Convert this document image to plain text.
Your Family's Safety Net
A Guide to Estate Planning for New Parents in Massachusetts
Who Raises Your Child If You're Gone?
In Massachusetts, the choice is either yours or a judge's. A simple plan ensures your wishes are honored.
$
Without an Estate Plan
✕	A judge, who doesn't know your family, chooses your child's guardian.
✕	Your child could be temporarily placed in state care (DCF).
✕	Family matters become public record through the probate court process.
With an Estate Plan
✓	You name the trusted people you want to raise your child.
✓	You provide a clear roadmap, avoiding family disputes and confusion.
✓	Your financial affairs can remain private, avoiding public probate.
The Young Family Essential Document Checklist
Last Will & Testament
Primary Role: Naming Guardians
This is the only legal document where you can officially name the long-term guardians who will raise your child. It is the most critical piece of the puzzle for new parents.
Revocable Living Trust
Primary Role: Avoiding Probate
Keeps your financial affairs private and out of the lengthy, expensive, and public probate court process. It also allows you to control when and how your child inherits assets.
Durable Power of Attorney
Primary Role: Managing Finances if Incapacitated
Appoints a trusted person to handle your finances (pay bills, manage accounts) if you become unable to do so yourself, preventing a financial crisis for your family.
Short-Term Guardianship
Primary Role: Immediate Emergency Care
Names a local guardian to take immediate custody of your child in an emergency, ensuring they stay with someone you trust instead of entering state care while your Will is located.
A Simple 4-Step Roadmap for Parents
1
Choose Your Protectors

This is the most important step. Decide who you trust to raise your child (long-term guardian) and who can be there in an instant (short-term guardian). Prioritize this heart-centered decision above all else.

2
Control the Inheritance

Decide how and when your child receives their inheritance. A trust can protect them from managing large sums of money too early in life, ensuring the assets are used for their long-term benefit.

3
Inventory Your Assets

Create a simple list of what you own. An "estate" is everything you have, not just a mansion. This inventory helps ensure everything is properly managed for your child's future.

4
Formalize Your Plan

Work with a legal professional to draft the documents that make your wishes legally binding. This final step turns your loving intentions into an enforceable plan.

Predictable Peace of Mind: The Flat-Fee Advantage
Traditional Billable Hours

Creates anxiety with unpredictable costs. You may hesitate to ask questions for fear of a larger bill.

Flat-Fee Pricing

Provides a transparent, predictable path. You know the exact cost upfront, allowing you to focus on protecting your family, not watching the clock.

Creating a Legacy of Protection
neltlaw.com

...

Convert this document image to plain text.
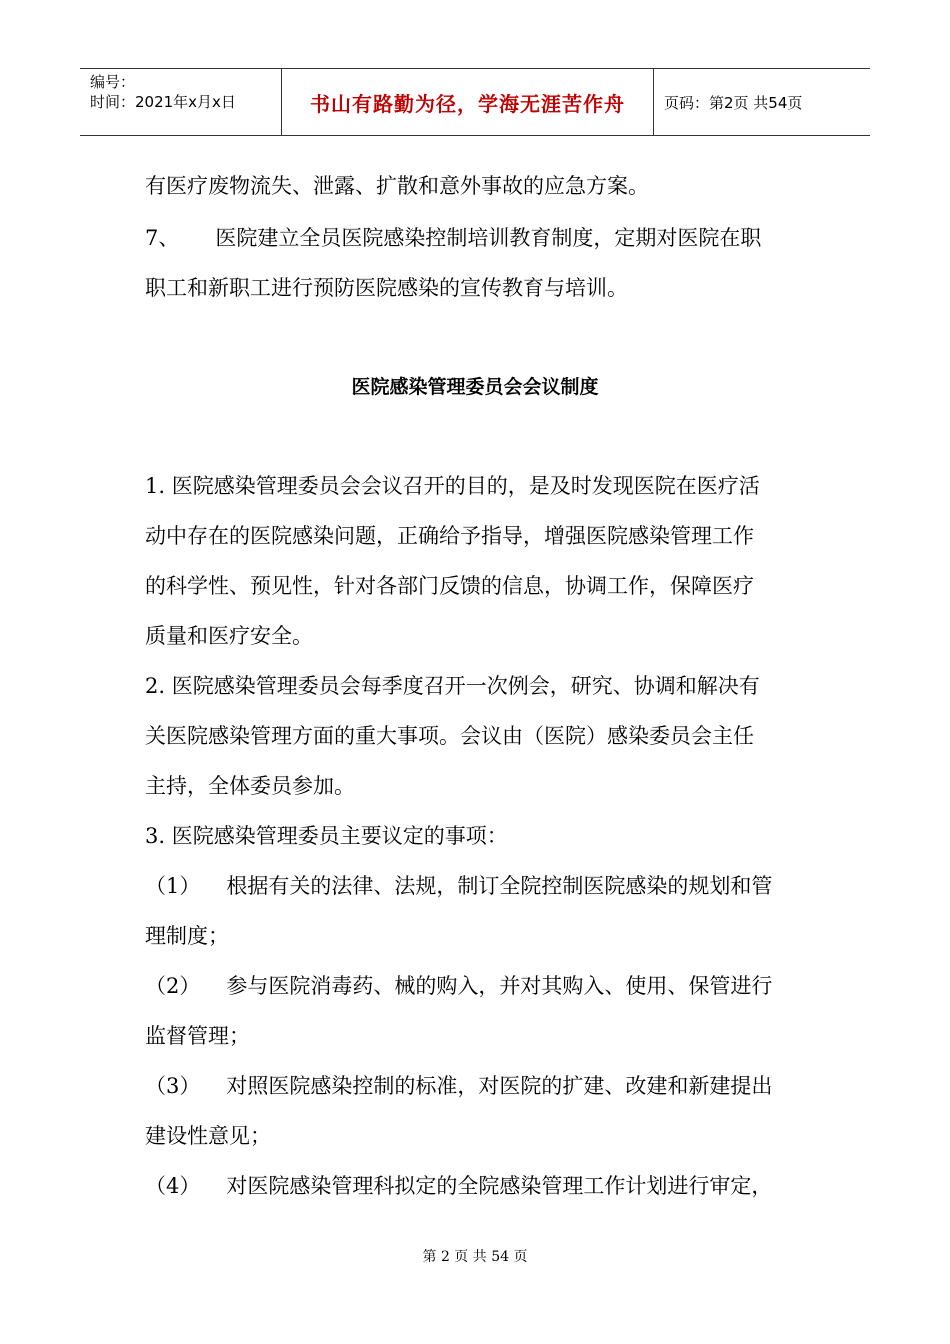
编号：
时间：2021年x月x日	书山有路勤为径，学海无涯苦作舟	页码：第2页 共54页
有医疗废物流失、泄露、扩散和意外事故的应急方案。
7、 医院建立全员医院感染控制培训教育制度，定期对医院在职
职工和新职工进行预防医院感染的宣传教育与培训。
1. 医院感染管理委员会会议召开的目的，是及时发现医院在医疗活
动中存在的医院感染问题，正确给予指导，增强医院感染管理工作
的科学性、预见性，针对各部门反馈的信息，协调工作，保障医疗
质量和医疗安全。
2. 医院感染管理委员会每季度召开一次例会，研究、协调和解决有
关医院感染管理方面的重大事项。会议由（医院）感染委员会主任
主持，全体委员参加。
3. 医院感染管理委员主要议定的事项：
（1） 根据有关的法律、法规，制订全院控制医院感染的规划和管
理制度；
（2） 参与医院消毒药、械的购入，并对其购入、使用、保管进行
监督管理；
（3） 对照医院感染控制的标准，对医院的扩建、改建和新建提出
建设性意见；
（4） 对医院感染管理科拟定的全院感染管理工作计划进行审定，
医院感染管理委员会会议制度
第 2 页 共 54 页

◆ **Set task**:
In the material above, find each line that contains the word "Role", and select it.

◆ **Finished answer**:
Primary Role: Naming Guardians
Primary Role: Avoiding Probate
Primary Role: Managing Finances if Incapacitated
Primary Role: Immediate Emergency Care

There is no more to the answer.